== Written task ==
Reproduce the data below in full and exclude every picture.

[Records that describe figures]
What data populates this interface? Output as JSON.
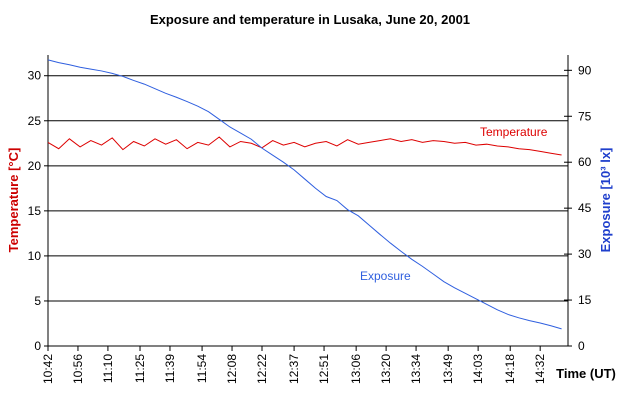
{
  "chart_data": {
    "type": "line",
    "title": "Exposure and temperature in Lusaka, June 20, 2001",
    "xlabel": "Time (UT)",
    "ylabel": "Temperature [°C]",
    "y2label": "Exposure [10³ lx]",
    "ylabel_color": "#cc0000",
    "y2label_color": "#1f3fcc",
    "grid": true,
    "xlim": [
      642,
      885
    ],
    "xticks": [
      {
        "value": 642,
        "label": "10:42"
      },
      {
        "value": 656,
        "label": "10:56"
      },
      {
        "value": 670,
        "label": "11:10"
      },
      {
        "value": 685,
        "label": "11:25"
      },
      {
        "value": 699,
        "label": "11:39"
      },
      {
        "value": 714,
        "label": "11:54"
      },
      {
        "value": 728,
        "label": "12:08"
      },
      {
        "value": 742,
        "label": "12:22"
      },
      {
        "value": 757,
        "label": "12:37"
      },
      {
        "value": 771,
        "label": "12:51"
      },
      {
        "value": 786,
        "label": "13:06"
      },
      {
        "value": 800,
        "label": "13:20"
      },
      {
        "value": 814,
        "label": "13:34"
      },
      {
        "value": 829,
        "label": "13:49"
      },
      {
        "value": 843,
        "label": "14:03"
      },
      {
        "value": 858,
        "label": "14:18"
      },
      {
        "value": 872,
        "label": "14:32"
      }
    ],
    "ylim": [
      0,
      32.3
    ],
    "yticks": [
      0,
      5,
      10,
      15,
      20,
      25,
      30
    ],
    "y2lim": [
      0,
      95
    ],
    "y2ticks": [
      0,
      15,
      30,
      45,
      60,
      75,
      90
    ],
    "x": [
      642,
      647,
      652,
      657,
      662,
      667,
      672,
      677,
      682,
      687,
      692,
      697,
      702,
      707,
      712,
      717,
      722,
      727,
      732,
      737,
      742,
      747,
      752,
      757,
      762,
      767,
      772,
      777,
      782,
      787,
      792,
      797,
      802,
      807,
      812,
      817,
      822,
      827,
      832,
      837,
      842,
      847,
      852,
      857,
      862,
      867,
      872,
      877,
      882
    ],
    "series": [
      {
        "name": "Temperature",
        "color": "#dd0000",
        "axis": "y",
        "values": [
          22.6,
          21.9,
          23.0,
          22.1,
          22.8,
          22.3,
          23.1,
          21.8,
          22.7,
          22.2,
          23.0,
          22.4,
          22.9,
          21.9,
          22.6,
          22.3,
          23.2,
          22.1,
          22.7,
          22.5,
          22.0,
          22.8,
          22.3,
          22.6,
          22.1,
          22.5,
          22.7,
          22.2,
          22.9,
          22.4,
          22.6,
          22.8,
          23.0,
          22.7,
          22.9,
          22.6,
          22.8,
          22.7,
          22.5,
          22.6,
          22.3,
          22.4,
          22.2,
          22.1,
          21.9,
          21.8,
          21.6,
          21.4,
          21.2
        ]
      },
      {
        "name": "Exposure",
        "color": "#2f5fdf",
        "axis": "y2",
        "values": [
          93.4,
          92.5,
          91.8,
          91.0,
          90.4,
          89.8,
          89.0,
          88.0,
          86.7,
          85.5,
          84.0,
          82.5,
          81.2,
          79.8,
          78.3,
          76.5,
          74.0,
          71.5,
          69.5,
          67.5,
          64.6,
          62.3,
          60.0,
          57.5,
          54.5,
          51.5,
          48.8,
          47.5,
          44.5,
          42.5,
          39.5,
          36.5,
          33.6,
          30.9,
          28.3,
          26.0,
          23.5,
          21.0,
          19.0,
          17.2,
          15.4,
          13.6,
          11.8,
          10.3,
          9.2,
          8.3,
          7.5,
          6.6,
          5.6
        ]
      }
    ]
  }
}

== Exercise solution ==
What data populates this interface? Output as JSON.
{
  "chart_data": {
    "type": "line",
    "title": "Exposure and temperature in Lusaka, June 20, 2001",
    "xlabel": "Time (UT)",
    "ylabel": "Temperature [°C]",
    "y2label": "Exposure [10³ lx]",
    "ylabel_color": "#cc0000",
    "y2label_color": "#1f3fcc",
    "grid": true,
    "xlim": [
      642,
      885
    ],
    "xticks": [
      {
        "value": 642,
        "label": "10:42"
      },
      {
        "value": 656,
        "label": "10:56"
      },
      {
        "value": 670,
        "label": "11:10"
      },
      {
        "value": 685,
        "label": "11:25"
      },
      {
        "value": 699,
        "label": "11:39"
      },
      {
        "value": 714,
        "label": "11:54"
      },
      {
        "value": 728,
        "label": "12:08"
      },
      {
        "value": 742,
        "label": "12:22"
      },
      {
        "value": 757,
        "label": "12:37"
      },
      {
        "value": 771,
        "label": "12:51"
      },
      {
        "value": 786,
        "label": "13:06"
      },
      {
        "value": 800,
        "label": "13:20"
      },
      {
        "value": 814,
        "label": "13:34"
      },
      {
        "value": 829,
        "label": "13:49"
      },
      {
        "value": 843,
        "label": "14:03"
      },
      {
        "value": 858,
        "label": "14:18"
      },
      {
        "value": 872,
        "label": "14:32"
      }
    ],
    "ylim": [
      0,
      32.3
    ],
    "yticks": [
      0,
      5,
      10,
      15,
      20,
      25,
      30
    ],
    "y2lim": [
      0,
      95
    ],
    "y2ticks": [
      0,
      15,
      30,
      45,
      60,
      75,
      90
    ],
    "x": [
      642,
      647,
      652,
      657,
      662,
      667,
      672,
      677,
      682,
      687,
      692,
      697,
      702,
      707,
      712,
      717,
      722,
      727,
      732,
      737,
      742,
      747,
      752,
      757,
      762,
      767,
      772,
      777,
      782,
      787,
      792,
      797,
      802,
      807,
      812,
      817,
      822,
      827,
      832,
      837,
      842,
      847,
      852,
      857,
      862,
      867,
      872,
      877,
      882
    ],
    "series": [
      {
        "name": "Temperature",
        "color": "#dd0000",
        "axis": "y",
        "values": [
          22.6,
          21.9,
          23.0,
          22.1,
          22.8,
          22.3,
          23.1,
          21.8,
          22.7,
          22.2,
          23.0,
          22.4,
          22.9,
          21.9,
          22.6,
          22.3,
          23.2,
          22.1,
          22.7,
          22.5,
          22.0,
          22.8,
          22.3,
          22.6,
          22.1,
          22.5,
          22.7,
          22.2,
          22.9,
          22.4,
          22.6,
          22.8,
          23.0,
          22.7,
          22.9,
          22.6,
          22.8,
          22.7,
          22.5,
          22.6,
          22.3,
          22.4,
          22.2,
          22.1,
          21.9,
          21.8,
          21.6,
          21.4,
          21.2
        ]
      },
      {
        "name": "Exposure",
        "color": "#2f5fdf",
        "axis": "y2",
        "values": [
          93.4,
          92.5,
          91.8,
          91.0,
          90.4,
          89.8,
          89.0,
          88.0,
          86.7,
          85.5,
          84.0,
          82.5,
          81.2,
          79.8,
          78.3,
          76.5,
          74.0,
          71.5,
          69.5,
          67.5,
          64.6,
          62.3,
          60.0,
          57.5,
          54.5,
          51.5,
          48.8,
          47.5,
          44.5,
          42.5,
          39.5,
          36.5,
          33.6,
          30.9,
          28.3,
          26.0,
          23.5,
          21.0,
          19.0,
          17.2,
          15.4,
          13.6,
          11.8,
          10.3,
          9.2,
          8.3,
          7.5,
          6.6,
          5.6
        ]
      }
    ]
  }
}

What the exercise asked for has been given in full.